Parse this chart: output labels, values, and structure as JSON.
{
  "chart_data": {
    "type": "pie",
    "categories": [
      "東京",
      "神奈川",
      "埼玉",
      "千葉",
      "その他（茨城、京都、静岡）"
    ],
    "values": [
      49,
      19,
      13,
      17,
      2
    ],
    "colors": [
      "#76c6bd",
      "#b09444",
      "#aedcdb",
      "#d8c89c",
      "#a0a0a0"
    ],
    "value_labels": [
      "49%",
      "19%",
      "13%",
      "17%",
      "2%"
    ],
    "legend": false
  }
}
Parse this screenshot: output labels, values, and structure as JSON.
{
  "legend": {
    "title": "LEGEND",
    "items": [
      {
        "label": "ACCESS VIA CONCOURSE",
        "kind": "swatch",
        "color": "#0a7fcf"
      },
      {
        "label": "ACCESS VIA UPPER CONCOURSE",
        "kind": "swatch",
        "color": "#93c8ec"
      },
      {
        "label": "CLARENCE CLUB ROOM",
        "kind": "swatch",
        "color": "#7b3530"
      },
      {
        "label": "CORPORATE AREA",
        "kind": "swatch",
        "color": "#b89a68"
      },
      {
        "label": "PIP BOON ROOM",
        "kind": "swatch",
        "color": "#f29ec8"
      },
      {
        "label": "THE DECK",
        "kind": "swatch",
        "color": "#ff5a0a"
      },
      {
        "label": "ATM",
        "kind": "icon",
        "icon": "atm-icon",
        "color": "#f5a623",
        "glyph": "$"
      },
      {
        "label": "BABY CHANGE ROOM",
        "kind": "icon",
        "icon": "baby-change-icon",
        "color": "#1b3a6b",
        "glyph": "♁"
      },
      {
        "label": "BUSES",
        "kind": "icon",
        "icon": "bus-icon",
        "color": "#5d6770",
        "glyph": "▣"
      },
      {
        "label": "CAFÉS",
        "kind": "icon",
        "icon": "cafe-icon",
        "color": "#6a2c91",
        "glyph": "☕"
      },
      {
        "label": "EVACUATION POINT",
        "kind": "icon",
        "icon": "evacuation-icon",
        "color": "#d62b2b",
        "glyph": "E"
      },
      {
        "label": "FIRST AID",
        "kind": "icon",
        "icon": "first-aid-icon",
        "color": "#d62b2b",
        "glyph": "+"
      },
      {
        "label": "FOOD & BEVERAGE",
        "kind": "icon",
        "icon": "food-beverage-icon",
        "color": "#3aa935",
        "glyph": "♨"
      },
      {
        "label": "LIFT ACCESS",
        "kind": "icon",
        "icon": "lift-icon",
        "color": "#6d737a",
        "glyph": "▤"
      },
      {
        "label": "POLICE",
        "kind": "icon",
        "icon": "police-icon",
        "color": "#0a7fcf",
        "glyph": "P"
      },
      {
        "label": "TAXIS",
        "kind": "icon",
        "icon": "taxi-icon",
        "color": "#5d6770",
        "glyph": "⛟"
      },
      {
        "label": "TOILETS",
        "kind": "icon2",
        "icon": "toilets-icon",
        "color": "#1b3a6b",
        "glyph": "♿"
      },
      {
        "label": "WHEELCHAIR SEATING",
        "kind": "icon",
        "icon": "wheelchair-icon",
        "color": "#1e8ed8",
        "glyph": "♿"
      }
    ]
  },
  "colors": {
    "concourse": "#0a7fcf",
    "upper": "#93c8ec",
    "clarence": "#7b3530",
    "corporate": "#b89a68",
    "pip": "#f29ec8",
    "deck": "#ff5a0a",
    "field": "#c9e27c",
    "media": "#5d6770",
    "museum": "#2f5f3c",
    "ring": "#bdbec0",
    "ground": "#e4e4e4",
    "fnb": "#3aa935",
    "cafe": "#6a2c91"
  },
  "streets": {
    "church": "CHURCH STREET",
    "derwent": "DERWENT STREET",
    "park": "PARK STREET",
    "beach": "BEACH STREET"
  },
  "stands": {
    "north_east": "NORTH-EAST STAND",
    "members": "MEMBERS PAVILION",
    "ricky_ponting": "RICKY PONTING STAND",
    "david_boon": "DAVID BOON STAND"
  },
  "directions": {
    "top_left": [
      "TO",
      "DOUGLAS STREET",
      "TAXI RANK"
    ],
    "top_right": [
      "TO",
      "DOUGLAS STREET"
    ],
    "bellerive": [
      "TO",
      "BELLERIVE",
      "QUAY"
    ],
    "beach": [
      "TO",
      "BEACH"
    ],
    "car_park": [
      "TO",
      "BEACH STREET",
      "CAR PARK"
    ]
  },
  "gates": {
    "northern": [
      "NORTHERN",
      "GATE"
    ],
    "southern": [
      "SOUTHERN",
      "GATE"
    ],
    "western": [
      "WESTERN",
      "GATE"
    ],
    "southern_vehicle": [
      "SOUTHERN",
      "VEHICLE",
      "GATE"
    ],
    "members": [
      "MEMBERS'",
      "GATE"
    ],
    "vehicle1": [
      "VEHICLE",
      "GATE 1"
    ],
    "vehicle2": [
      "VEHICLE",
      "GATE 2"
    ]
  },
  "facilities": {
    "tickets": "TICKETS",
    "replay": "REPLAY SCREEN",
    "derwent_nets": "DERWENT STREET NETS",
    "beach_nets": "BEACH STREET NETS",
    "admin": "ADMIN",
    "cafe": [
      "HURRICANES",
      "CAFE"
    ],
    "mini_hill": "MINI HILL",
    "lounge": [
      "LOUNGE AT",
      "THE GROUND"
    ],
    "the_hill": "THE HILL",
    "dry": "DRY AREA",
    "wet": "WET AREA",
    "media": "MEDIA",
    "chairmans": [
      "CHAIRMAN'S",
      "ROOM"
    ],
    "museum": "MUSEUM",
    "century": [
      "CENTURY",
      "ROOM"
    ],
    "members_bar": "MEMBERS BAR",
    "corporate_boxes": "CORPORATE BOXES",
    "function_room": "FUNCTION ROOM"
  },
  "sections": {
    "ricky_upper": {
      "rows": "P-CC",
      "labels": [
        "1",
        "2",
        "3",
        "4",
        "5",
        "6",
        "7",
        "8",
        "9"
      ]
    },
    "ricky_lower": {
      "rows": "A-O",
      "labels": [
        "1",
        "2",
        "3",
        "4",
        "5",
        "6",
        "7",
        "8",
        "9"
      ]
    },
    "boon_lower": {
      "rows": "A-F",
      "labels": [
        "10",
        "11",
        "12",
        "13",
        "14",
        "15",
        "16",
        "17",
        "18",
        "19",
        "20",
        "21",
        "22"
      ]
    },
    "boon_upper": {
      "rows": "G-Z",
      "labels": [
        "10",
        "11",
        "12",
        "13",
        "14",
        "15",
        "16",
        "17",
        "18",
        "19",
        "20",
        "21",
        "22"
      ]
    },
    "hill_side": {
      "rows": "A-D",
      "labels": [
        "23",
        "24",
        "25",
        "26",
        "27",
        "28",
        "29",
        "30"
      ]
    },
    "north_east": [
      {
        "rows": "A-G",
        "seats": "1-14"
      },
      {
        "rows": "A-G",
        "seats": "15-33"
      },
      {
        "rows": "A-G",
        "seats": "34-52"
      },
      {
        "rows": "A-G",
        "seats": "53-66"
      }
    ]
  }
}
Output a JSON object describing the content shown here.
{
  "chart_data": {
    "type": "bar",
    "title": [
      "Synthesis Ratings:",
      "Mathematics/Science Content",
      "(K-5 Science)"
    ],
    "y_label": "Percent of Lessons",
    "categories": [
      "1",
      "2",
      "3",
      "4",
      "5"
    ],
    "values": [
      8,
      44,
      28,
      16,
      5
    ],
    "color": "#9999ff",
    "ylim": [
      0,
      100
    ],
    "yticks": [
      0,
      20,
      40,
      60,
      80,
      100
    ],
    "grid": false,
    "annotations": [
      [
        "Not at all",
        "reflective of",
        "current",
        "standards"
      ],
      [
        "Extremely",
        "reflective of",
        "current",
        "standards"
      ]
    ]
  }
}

──────────

EXERCISE DESCRIPTION: Write out every record, exactly as written.

RESPONSE TO THE TASK:
Parse this chart: output labels, values, and structure as JSON.
{
  "chart_data": {
    "type": "pie",
    "categories": [
      "東京",
      "神奈川",
      "埼玉",
      "千葉",
      "その他（茨城、京都、静岡）"
    ],
    "values": [
      49,
      19,
      13,
      17,
      2
    ],
    "colors": [
      "#76c6bd",
      "#b09444",
      "#aedcdb",
      "#d8c89c",
      "#a0a0a0"
    ],
    "value_labels": [
      "49%",
      "19%",
      "13%",
      "17%",
      "2%"
    ],
    "legend": false
  }
}
Parse this screenshot: output labels, values, and structure as JSON.
{
  "legend": {
    "title": "LEGEND",
    "items": [
      {
        "label": "ACCESS VIA CONCOURSE",
        "kind": "swatch",
        "color": "#0a7fcf"
      },
      {
        "label": "ACCESS VIA UPPER CONCOURSE",
        "kind": "swatch",
        "color": "#93c8ec"
      },
      {
        "label": "CLARENCE CLUB ROOM",
        "kind": "swatch",
        "color": "#7b3530"
      },
      {
        "label": "CORPORATE AREA",
        "kind": "swatch",
        "color": "#b89a68"
      },
      {
        "label": "PIP BOON ROOM",
        "kind": "swatch",
        "color": "#f29ec8"
      },
      {
        "label": "THE DECK",
        "kind": "swatch",
        "color": "#ff5a0a"
      },
      {
        "label": "ATM",
        "kind": "icon",
        "icon": "atm-icon",
        "color": "#f5a623",
        "glyph": "$"
      },
      {
        "label": "BABY CHANGE ROOM",
        "kind": "icon",
        "icon": "baby-change-icon",
        "color": "#1b3a6b",
        "glyph": "♁"
      },
      {
        "label": "BUSES",
        "kind": "icon",
        "icon": "bus-icon",
        "color": "#5d6770",
        "glyph": "▣"
      },
      {
        "label": "CAFÉS",
        "kind": "icon",
        "icon": "cafe-icon",
        "color": "#6a2c91",
        "glyph": "☕"
      },
      {
        "label": "EVACUATION POINT",
        "kind": "icon",
        "icon": "evacuation-icon",
        "color": "#d62b2b",
        "glyph": "E"
      },
      {
        "label": "FIRST AID",
        "kind": "icon",
        "icon": "first-aid-icon",
        "color": "#d62b2b",
        "glyph": "+"
      },
      {
        "label": "FOOD & BEVERAGE",
        "kind": "icon",
        "icon": "food-beverage-icon",
        "color": "#3aa935",
        "glyph": "♨"
      },
      {
        "label": "LIFT ACCESS",
        "kind": "icon",
        "icon": "lift-icon",
        "color": "#6d737a",
        "glyph": "▤"
      },
      {
        "label": "POLICE",
        "kind": "icon",
        "icon": "police-icon",
        "color": "#0a7fcf",
        "glyph": "P"
      },
      {
        "label": "TAXIS",
        "kind": "icon",
        "icon": "taxi-icon",
        "color": "#5d6770",
        "glyph": "⛟"
      },
      {
        "label": "TOILETS",
        "kind": "icon2",
        "icon": "toilets-icon",
        "color": "#1b3a6b",
        "glyph": "♿"
      },
      {
        "label": "WHEELCHAIR SEATING",
        "kind": "icon",
        "icon": "wheelchair-icon",
        "color": "#1e8ed8",
        "glyph": "♿"
      }
    ]
  },
  "colors": {
    "concourse": "#0a7fcf",
    "upper": "#93c8ec",
    "clarence": "#7b3530",
    "corporate": "#b89a68",
    "pip": "#f29ec8",
    "deck": "#ff5a0a",
    "field": "#c9e27c",
    "media": "#5d6770",
    "museum": "#2f5f3c",
    "ring": "#bdbec0",
    "ground": "#e4e4e4",
    "fnb": "#3aa935",
    "cafe": "#6a2c91"
  },
  "streets": {
    "church": "CHURCH STREET",
    "derwent": "DERWENT STREET",
    "park": "PARK STREET",
    "beach": "BEACH STREET"
  },
  "stands": {
    "north_east": "NORTH-EAST STAND",
    "members": "MEMBERS PAVILION",
    "ricky_ponting": "RICKY PONTING STAND",
    "david_boon": "DAVID BOON STAND"
  },
  "directions": {
    "top_left": [
      "TO",
      "DOUGLAS STREET",
      "TAXI RANK"
    ],
    "top_right": [
      "TO",
      "DOUGLAS STREET"
    ],
    "bellerive": [
      "TO",
      "BELLERIVE",
      "QUAY"
    ],
    "beach": [
      "TO",
      "BEACH"
    ],
    "car_park": [
      "TO",
      "BEACH STREET",
      "CAR PARK"
    ]
  },
  "gates": {
    "northern": [
      "NORTHERN",
      "GATE"
    ],
    "southern": [
      "SOUTHERN",
      "GATE"
    ],
    "western": [
      "WESTERN",
      "GATE"
    ],
    "southern_vehicle": [
      "SOUTHERN",
      "VEHICLE",
      "GATE"
    ],
    "members": [
      "MEMBERS'",
      "GATE"
    ],
    "vehicle1": [
      "VEHICLE",
      "GATE 1"
    ],
    "vehicle2": [
      "VEHICLE",
      "GATE 2"
    ]
  },
  "facilities": {
    "tickets": "TICKETS",
    "replay": "REPLAY SCREEN",
    "derwent_nets": "DERWENT STREET NETS",
    "beach_nets": "BEACH STREET NETS",
    "admin": "ADMIN",
    "cafe": [
      "HURRICANES",
      "CAFE"
    ],
    "mini_hill": "MINI HILL",
    "lounge": [
      "LOUNGE AT",
      "THE GROUND"
    ],
    "the_hill": "THE HILL",
    "dry": "DRY AREA",
    "wet": "WET AREA",
    "media": "MEDIA",
    "chairmans": [
      "CHAIRMAN'S",
      "ROOM"
    ],
    "museum": "MUSEUM",
    "century": [
      "CENTURY",
      "ROOM"
    ],
    "members_bar": "MEMBERS BAR",
    "corporate_boxes": "CORPORATE BOXES",
    "function_room": "FUNCTION ROOM"
  },
  "sections": {
    "ricky_upper": {
      "rows": "P-CC",
      "labels": [
        "1",
        "2",
        "3",
        "4",
        "5",
        "6",
        "7",
        "8",
        "9"
      ]
    },
    "ricky_lower": {
      "rows": "A-O",
      "labels": [
        "1",
        "2",
        "3",
        "4",
        "5",
        "6",
        "7",
        "8",
        "9"
      ]
    },
    "boon_lower": {
      "rows": "A-F",
      "labels": [
        "10",
        "11",
        "12",
        "13",
        "14",
        "15",
        "16",
        "17",
        "18",
        "19",
        "20",
        "21",
        "22"
      ]
    },
    "boon_upper": {
      "rows": "G-Z",
      "labels": [
        "10",
        "11",
        "12",
        "13",
        "14",
        "15",
        "16",
        "17",
        "18",
        "19",
        "20",
        "21",
        "22"
      ]
    },
    "hill_side": {
      "rows": "A-D",
      "labels": [
        "23",
        "24",
        "25",
        "26",
        "27",
        "28",
        "29",
        "30"
      ]
    },
    "north_east": [
      {
        "rows": "A-G",
        "seats": "1-14"
      },
      {
        "rows": "A-G",
        "seats": "15-33"
      },
      {
        "rows": "A-G",
        "seats": "34-52"
      },
      {
        "rows": "A-G",
        "seats": "53-66"
      }
    ]
  }
}
Output a JSON object describing the content shown here.
{
  "chart_data": {
    "type": "bar",
    "title": [
      "Synthesis Ratings:",
      "Mathematics/Science Content",
      "(K-5 Science)"
    ],
    "y_label": "Percent of Lessons",
    "categories": [
      "1",
      "2",
      "3",
      "4",
      "5"
    ],
    "values": [
      8,
      44,
      28,
      16,
      5
    ],
    "color": "#9999ff",
    "ylim": [
      0,
      100
    ],
    "yticks": [
      0,
      20,
      40,
      60,
      80,
      100
    ],
    "grid": false,
    "annotations": [
      [
        "Not at all",
        "reflective of",
        "current",
        "standards"
      ],
      [
        "Extremely",
        "reflective of",
        "current",
        "standards"
      ]
    ]
  }
}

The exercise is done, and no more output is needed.